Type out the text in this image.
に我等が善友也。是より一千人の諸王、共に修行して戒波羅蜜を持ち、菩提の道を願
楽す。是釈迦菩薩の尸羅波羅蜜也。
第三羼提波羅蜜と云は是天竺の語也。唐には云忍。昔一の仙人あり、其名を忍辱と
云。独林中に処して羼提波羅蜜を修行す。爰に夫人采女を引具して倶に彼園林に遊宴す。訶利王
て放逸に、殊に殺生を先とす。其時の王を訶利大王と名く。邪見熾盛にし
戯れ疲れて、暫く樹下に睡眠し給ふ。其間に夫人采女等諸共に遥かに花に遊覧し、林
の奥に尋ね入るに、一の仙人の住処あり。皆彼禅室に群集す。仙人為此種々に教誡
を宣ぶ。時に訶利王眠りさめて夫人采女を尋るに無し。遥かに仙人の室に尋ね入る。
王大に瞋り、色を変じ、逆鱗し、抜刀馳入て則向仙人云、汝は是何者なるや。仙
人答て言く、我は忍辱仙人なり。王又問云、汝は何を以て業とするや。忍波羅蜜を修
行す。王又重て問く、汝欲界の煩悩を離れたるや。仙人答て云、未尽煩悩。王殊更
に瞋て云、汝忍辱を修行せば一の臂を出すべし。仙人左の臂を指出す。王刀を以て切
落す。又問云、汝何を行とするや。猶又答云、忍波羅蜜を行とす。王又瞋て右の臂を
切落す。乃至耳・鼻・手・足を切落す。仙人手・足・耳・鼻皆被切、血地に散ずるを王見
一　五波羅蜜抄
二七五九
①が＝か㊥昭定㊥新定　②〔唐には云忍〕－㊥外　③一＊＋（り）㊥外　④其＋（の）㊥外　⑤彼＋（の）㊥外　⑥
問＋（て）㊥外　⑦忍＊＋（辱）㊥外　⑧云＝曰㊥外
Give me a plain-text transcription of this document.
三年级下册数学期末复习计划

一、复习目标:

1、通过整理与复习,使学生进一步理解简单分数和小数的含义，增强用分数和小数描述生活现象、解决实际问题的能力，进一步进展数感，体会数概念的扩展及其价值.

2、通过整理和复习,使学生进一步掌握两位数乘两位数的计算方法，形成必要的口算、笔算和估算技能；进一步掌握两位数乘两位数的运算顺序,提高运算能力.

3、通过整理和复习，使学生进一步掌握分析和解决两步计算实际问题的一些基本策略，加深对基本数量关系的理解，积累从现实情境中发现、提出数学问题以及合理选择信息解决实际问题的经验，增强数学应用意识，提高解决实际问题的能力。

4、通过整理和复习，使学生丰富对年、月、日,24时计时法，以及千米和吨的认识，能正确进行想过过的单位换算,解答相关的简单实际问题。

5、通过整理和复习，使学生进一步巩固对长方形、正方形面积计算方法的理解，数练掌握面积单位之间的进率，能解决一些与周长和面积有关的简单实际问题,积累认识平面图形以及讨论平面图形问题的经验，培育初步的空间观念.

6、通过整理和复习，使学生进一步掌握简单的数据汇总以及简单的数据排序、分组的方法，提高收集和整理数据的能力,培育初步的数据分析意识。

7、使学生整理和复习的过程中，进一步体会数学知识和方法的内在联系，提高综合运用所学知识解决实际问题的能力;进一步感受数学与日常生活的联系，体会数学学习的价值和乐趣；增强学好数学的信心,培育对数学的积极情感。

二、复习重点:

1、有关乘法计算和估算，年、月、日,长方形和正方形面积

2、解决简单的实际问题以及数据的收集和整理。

┄┄┄┄┄┄

Written exercise: Extract every line from the records above that contains the word "通过整理和复习".

Worked answer:
2、通过整理和复习,使学生进一步掌握两位数乘两位数的计算方法，形成必要的口算、笔算和估算技能；进一步掌握两位数乘两位数的运算顺序,提高运算能力.
3、通过整理和复习，使学生进一步掌握分析和解决两步计算实际问题的一些基本策略，加深对基本数量关系的理解，积累从现实情境中发现、提出数学问题以及合理选择信息解决实际问题的经验，增强数学应用意识，提高解决实际问题的能力。
4、通过整理和复习，使学生丰富对年、月、日,24时计时法，以及千米和吨的认识，能正确进行想过过的单位换算,解答相关的简单实际问题。
5、通过整理和复习，使学生进一步巩固对长方形、正方形面积计算方法的理解，数练掌握面积单位之间的进率，能解决一些与周长和面积有关的简单实际问题,积累认识平面图形以及讨论平面图形问题的经验，培育初步的空间观念.
6、通过整理和复习，使学生进一步掌握简单的数据汇总以及简单的数据排序、分组的方法，提高收集和整理数据的能力,培育初步的数据分析意识。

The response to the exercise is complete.